┌──

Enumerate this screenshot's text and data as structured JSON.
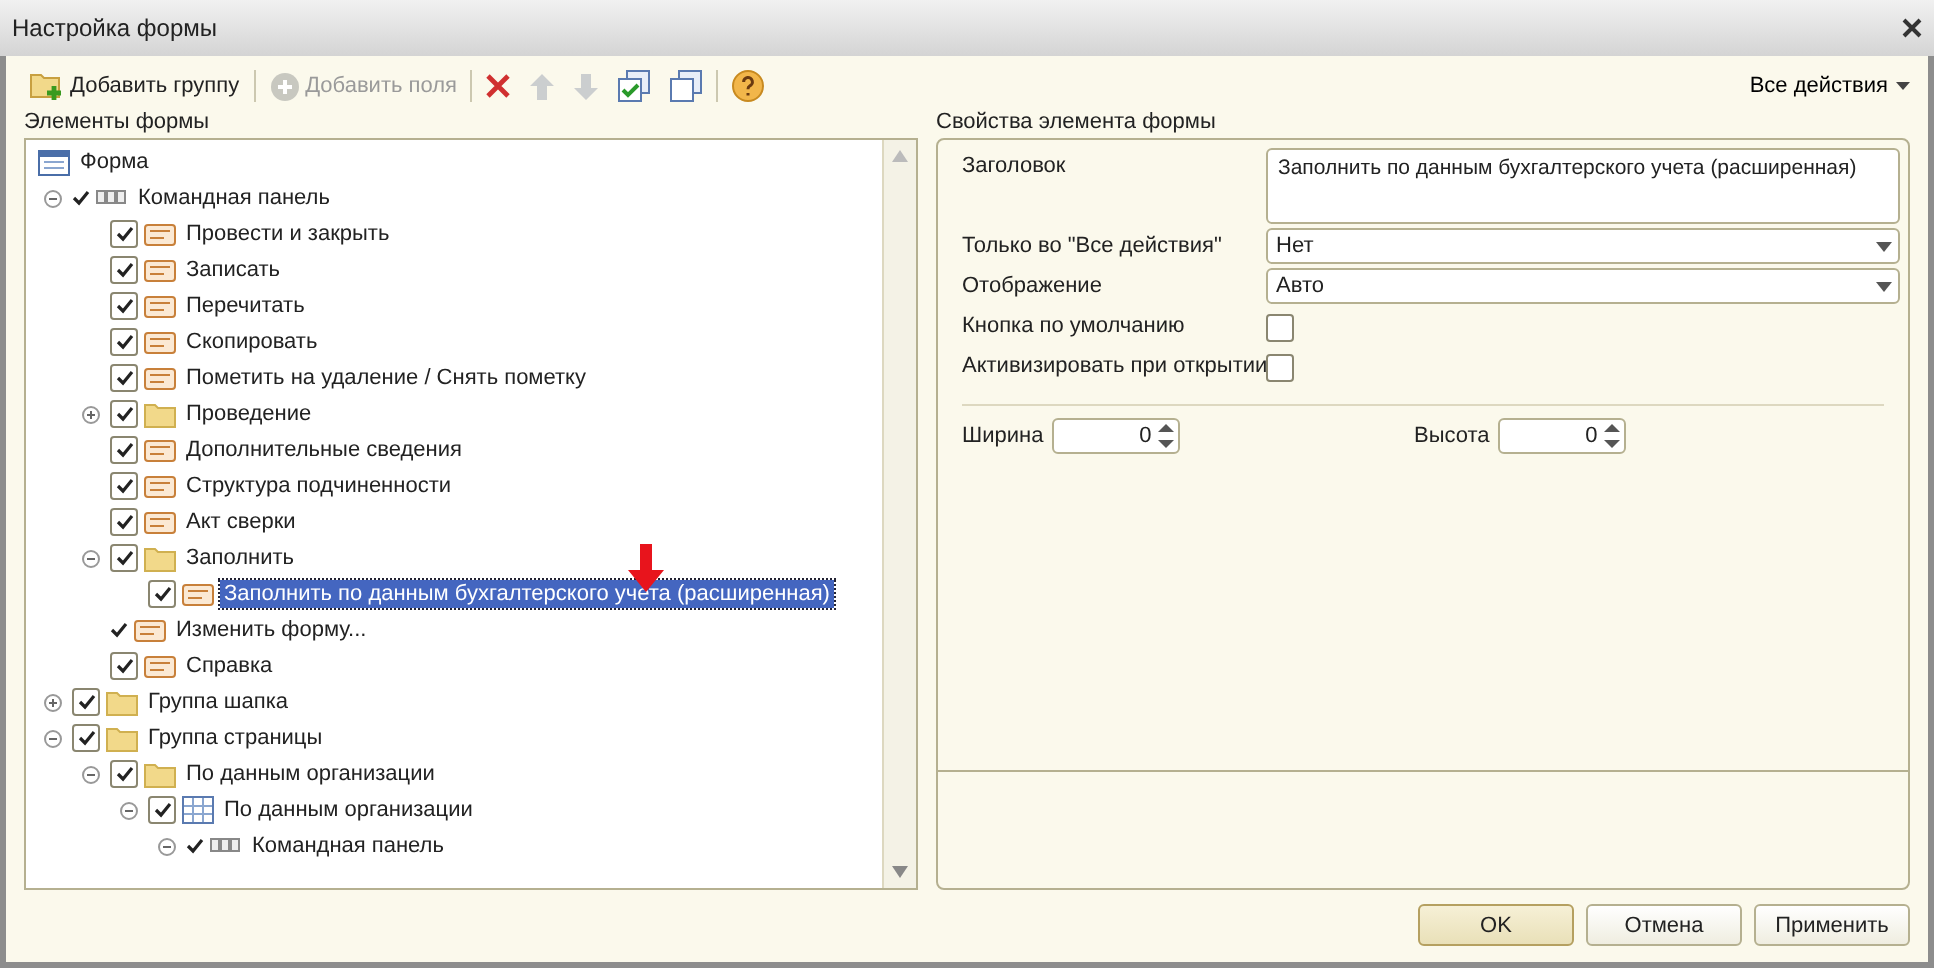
{
  "window": {
    "title": "Настройка формы"
  },
  "toolbar": [
    {
      "kind": "add_group",
      "label": "Добавить группу",
      "disabled": false
    },
    {
      "kind": "add_fields",
      "label": "Добавить поля",
      "disabled": true
    },
    {
      "kind": "delete",
      "disabled": false
    },
    {
      "kind": "move_up",
      "disabled": true
    },
    {
      "kind": "move_down",
      "disabled": true
    },
    {
      "kind": "check_all",
      "disabled": false
    },
    {
      "kind": "uncheck_all",
      "disabled": false
    },
    {
      "kind": "help",
      "disabled": false
    }
  ],
  "all_actions": "Все действия",
  "tree": {
    "title": "Элементы формы",
    "items": [
      {
        "kind": "form",
        "label": "Форма",
        "selected": false,
        "children": [
          {
            "kind": "command_bar",
            "label": "Командная панель",
            "checked": true,
            "boxed": false,
            "expanded": true,
            "selected": false,
            "children": [
              {
                "kind": "command",
                "label": "Провести и закрыть",
                "checked": true,
                "selected": false
              },
              {
                "kind": "command",
                "label": "Записать",
                "checked": true,
                "selected": false
              },
              {
                "kind": "command",
                "label": "Перечитать",
                "checked": true,
                "selected": false
              },
              {
                "kind": "command",
                "label": "Скопировать",
                "checked": true,
                "selected": false
              },
              {
                "kind": "command",
                "label": "Пометить на удаление / Снять пометку",
                "checked": true,
                "selected": false
              },
              {
                "kind": "folder",
                "label": "Проведение",
                "checked": true,
                "expanded": false,
                "selected": false
              },
              {
                "kind": "command",
                "label": "Дополнительные сведения",
                "checked": true,
                "selected": false
              },
              {
                "kind": "command",
                "label": "Структура подчиненности",
                "checked": true,
                "selected": false
              },
              {
                "kind": "command",
                "label": "Акт сверки",
                "checked": true,
                "selected": false
              },
              {
                "kind": "folder",
                "label": "Заполнить",
                "checked": true,
                "expanded": true,
                "selected": false,
                "children": [
                  {
                    "kind": "command",
                    "label": "Заполнить по данным бухгалтерского учета (расширенная)",
                    "checked": true,
                    "selected": true
                  }
                ]
              },
              {
                "kind": "command",
                "label": "Изменить форму...",
                "checked": true,
                "boxed": false,
                "selected": false
              },
              {
                "kind": "command",
                "label": "Справка",
                "checked": true,
                "selected": false
              }
            ]
          },
          {
            "kind": "folder",
            "label": "Группа шапка",
            "checked": true,
            "expanded": false,
            "selected": false
          },
          {
            "kind": "folder",
            "label": "Группа страницы",
            "checked": true,
            "expanded": true,
            "selected": false,
            "children": [
              {
                "kind": "folder",
                "label": "По данным организации",
                "checked": true,
                "expanded": true,
                "selected": false,
                "children": [
                  {
                    "kind": "table",
                    "label": "По данным организации",
                    "checked": true,
                    "expanded": true,
                    "selected": false,
                    "children": [
                      {
                        "kind": "command_bar",
                        "label": "Командная панель",
                        "checked": true,
                        "boxed": false,
                        "expanded": true,
                        "selected": false
                      }
                    ]
                  }
                ]
              }
            ]
          }
        ]
      }
    ]
  },
  "properties": {
    "title": "Свойства элемента формы",
    "rows": [
      {
        "kind": "textarea",
        "label": "Заголовок",
        "value": "Заполнить по данным бухгалтерского учета (расширенная)"
      },
      {
        "kind": "select",
        "label": "Только во \"Все действия\"",
        "value": "Нет"
      },
      {
        "kind": "select",
        "label": "Отображение",
        "value": "Авто"
      },
      {
        "kind": "checkbox",
        "label": "Кнопка по умолчанию",
        "checked": false
      },
      {
        "kind": "checkbox",
        "label": "Активизировать при открытии",
        "checked": false
      }
    ],
    "sizes": [
      {
        "label": "Ширина",
        "value": "0"
      },
      {
        "label": "Высота",
        "value": "0"
      }
    ]
  },
  "buttons": [
    {
      "label": "OK",
      "default": true
    },
    {
      "label": "Отмена",
      "default": false
    },
    {
      "label": "Применить",
      "default": false
    }
  ]
}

└──

= WHAT IS EXPECTED =
Return the full material word for word. Do not include the pictures.

= TASK OUTPUT =
Enumerate this screenshot's text and data as structured JSON.
{
  "window": {
    "title": "Настройка формы"
  },
  "toolbar": [
    {
      "kind": "add_group",
      "label": "Добавить группу",
      "disabled": false
    },
    {
      "kind": "add_fields",
      "label": "Добавить поля",
      "disabled": true
    },
    {
      "kind": "delete",
      "disabled": false
    },
    {
      "kind": "move_up",
      "disabled": true
    },
    {
      "kind": "move_down",
      "disabled": true
    },
    {
      "kind": "check_all",
      "disabled": false
    },
    {
      "kind": "uncheck_all",
      "disabled": false
    },
    {
      "kind": "help",
      "disabled": false
    }
  ],
  "all_actions": "Все действия",
  "tree": {
    "title": "Элементы формы",
    "items": [
      {
        "kind": "form",
        "label": "Форма",
        "selected": false,
        "children": [
          {
            "kind": "command_bar",
            "label": "Командная панель",
            "checked": true,
            "boxed": false,
            "expanded": true,
            "selected": false,
            "children": [
              {
                "kind": "command",
                "label": "Провести и закрыть",
                "checked": true,
                "selected": false
              },
              {
                "kind": "command",
                "label": "Записать",
                "checked": true,
                "selected": false
              },
              {
                "kind": "command",
                "label": "Перечитать",
                "checked": true,
                "selected": false
              },
              {
                "kind": "command",
                "label": "Скопировать",
                "checked": true,
                "selected": false
              },
              {
                "kind": "command",
                "label": "Пометить на удаление / Снять пометку",
                "checked": true,
                "selected": false
              },
              {
                "kind": "folder",
                "label": "Проведение",
                "checked": true,
                "expanded": false,
                "selected": false
              },
              {
                "kind": "command",
                "label": "Дополнительные сведения",
                "checked": true,
                "selected": false
              },
              {
                "kind": "command",
                "label": "Структура подчиненности",
                "checked": true,
                "selected": false
              },
              {
                "kind": "command",
                "label": "Акт сверки",
                "checked": true,
                "selected": false
              },
              {
                "kind": "folder",
                "label": "Заполнить",
                "checked": true,
                "expanded": true,
                "selected": false,
                "children": [
                  {
                    "kind": "command",
                    "label": "Заполнить по данным бухгалтерского учета (расширенная)",
                    "checked": true,
                    "selected": true
                  }
                ]
              },
              {
                "kind": "command",
                "label": "Изменить форму...",
                "checked": true,
                "boxed": false,
                "selected": false
              },
              {
                "kind": "command",
                "label": "Справка",
                "checked": true,
                "selected": false
              }
            ]
          },
          {
            "kind": "folder",
            "label": "Группа шапка",
            "checked": true,
            "expanded": false,
            "selected": false
          },
          {
            "kind": "folder",
            "label": "Группа страницы",
            "checked": true,
            "expanded": true,
            "selected": false,
            "children": [
              {
                "kind": "folder",
                "label": "По данным организации",
                "checked": true,
                "expanded": true,
                "selected": false,
                "children": [
                  {
                    "kind": "table",
                    "label": "По данным организации",
                    "checked": true,
                    "expanded": true,
                    "selected": false,
                    "children": [
                      {
                        "kind": "command_bar",
                        "label": "Командная панель",
                        "checked": true,
                        "boxed": false,
                        "expanded": true,
                        "selected": false
                      }
                    ]
                  }
                ]
              }
            ]
          }
        ]
      }
    ]
  },
  "properties": {
    "title": "Свойства элемента формы",
    "rows": [
      {
        "kind": "textarea",
        "label": "Заголовок",
        "value": "Заполнить по данным бухгалтерского учета (расширенная)"
      },
      {
        "kind": "select",
        "label": "Только во \"Все действия\"",
        "value": "Нет"
      },
      {
        "kind": "select",
        "label": "Отображение",
        "value": "Авто"
      },
      {
        "kind": "checkbox",
        "label": "Кнопка по умолчанию",
        "checked": false
      },
      {
        "kind": "checkbox",
        "label": "Активизировать при открытии",
        "checked": false
      }
    ],
    "sizes": [
      {
        "label": "Ширина",
        "value": "0"
      },
      {
        "label": "Высота",
        "value": "0"
      }
    ]
  },
  "buttons": [
    {
      "label": "OK",
      "default": true
    },
    {
      "label": "Отмена",
      "default": false
    },
    {
      "label": "Применить",
      "default": false
    }
  ]
}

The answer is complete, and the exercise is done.